### WHAT THIS TASK INVOLVES
Quote every line of the data below verbatim, without changing a single character.
-- Start of SUPPLIED DATA --
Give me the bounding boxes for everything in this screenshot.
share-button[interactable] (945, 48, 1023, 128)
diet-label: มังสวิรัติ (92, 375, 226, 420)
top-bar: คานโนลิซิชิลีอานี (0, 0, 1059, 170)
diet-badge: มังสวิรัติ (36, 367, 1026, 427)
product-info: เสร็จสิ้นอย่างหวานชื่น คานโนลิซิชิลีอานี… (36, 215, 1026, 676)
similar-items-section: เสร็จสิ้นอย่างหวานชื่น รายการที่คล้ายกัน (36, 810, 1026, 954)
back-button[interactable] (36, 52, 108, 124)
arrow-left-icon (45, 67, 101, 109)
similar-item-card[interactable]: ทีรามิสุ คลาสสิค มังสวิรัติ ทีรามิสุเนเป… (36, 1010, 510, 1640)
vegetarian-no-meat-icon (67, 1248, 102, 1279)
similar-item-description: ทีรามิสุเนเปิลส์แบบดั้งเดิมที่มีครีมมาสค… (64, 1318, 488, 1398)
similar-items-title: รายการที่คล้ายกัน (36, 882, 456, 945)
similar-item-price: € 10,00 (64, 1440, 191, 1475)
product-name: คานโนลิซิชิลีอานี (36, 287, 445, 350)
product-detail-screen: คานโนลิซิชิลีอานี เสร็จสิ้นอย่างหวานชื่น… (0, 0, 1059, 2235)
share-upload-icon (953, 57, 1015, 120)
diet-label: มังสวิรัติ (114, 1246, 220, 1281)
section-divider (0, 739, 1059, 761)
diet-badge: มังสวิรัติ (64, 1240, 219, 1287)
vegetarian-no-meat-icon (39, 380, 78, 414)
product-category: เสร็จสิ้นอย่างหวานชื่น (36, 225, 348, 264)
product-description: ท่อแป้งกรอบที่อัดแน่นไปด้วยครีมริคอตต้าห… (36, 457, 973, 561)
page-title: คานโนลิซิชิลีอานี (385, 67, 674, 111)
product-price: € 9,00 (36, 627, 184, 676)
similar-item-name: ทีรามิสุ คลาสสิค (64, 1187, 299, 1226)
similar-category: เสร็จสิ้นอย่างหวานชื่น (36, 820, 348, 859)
-- End of SUPPLIED DATA --
### FINAL RESULT
Give me the bounding boxes for everything in this screenshot.
share-button[interactable] (945, 48, 1023, 128)
diet-label: มังสวิรัติ (92, 375, 226, 420)
top-bar: คานโนลิซิชิลีอานี (0, 0, 1059, 170)
diet-badge: มังสวิรัติ (36, 367, 1026, 427)
product-info: เสร็จสิ้นอย่างหวานชื่น คานโนลิซิชิลีอานี… (36, 215, 1026, 676)
similar-items-section: เสร็จสิ้นอย่างหวานชื่น รายการที่คล้ายกัน (36, 810, 1026, 954)
back-button[interactable] (36, 52, 108, 124)
arrow-left-icon (45, 67, 101, 109)
similar-item-card[interactable]: ทีรามิสุ คลาสสิค มังสวิรัติ ทีรามิสุเนเป… (36, 1010, 510, 1640)
vegetarian-no-meat-icon (67, 1248, 102, 1279)
similar-item-description: ทีรามิสุเนเปิลส์แบบดั้งเดิมที่มีครีมมาสค… (64, 1318, 488, 1398)
similar-items-title: รายการที่คล้ายกัน (36, 882, 456, 945)
similar-item-price: € 10,00 (64, 1440, 191, 1475)
product-name: คานโนลิซิชิลีอานี (36, 287, 445, 350)
product-detail-screen: คานโนลิซิชิลีอานี เสร็จสิ้นอย่างหวานชื่น… (0, 0, 1059, 2235)
share-upload-icon (953, 57, 1015, 120)
diet-label: มังสวิรัติ (114, 1246, 220, 1281)
section-divider (0, 739, 1059, 761)
diet-badge: มังสวิรัติ (64, 1240, 219, 1287)
vegetarian-no-meat-icon (39, 380, 78, 414)
product-category: เสร็จสิ้นอย่างหวานชื่น (36, 225, 348, 264)
product-description: ท่อแป้งกรอบที่อัดแน่นไปด้วยครีมริคอตต้าห… (36, 457, 973, 561)
page-title: คานโนลิซิชิลีอานี (385, 67, 674, 111)
product-price: € 9,00 (36, 627, 184, 676)
similar-item-name: ทีรามิสุ คลาสสิค (64, 1187, 299, 1226)
similar-category: เสร็จสิ้นอย่างหวานชื่น (36, 820, 348, 859)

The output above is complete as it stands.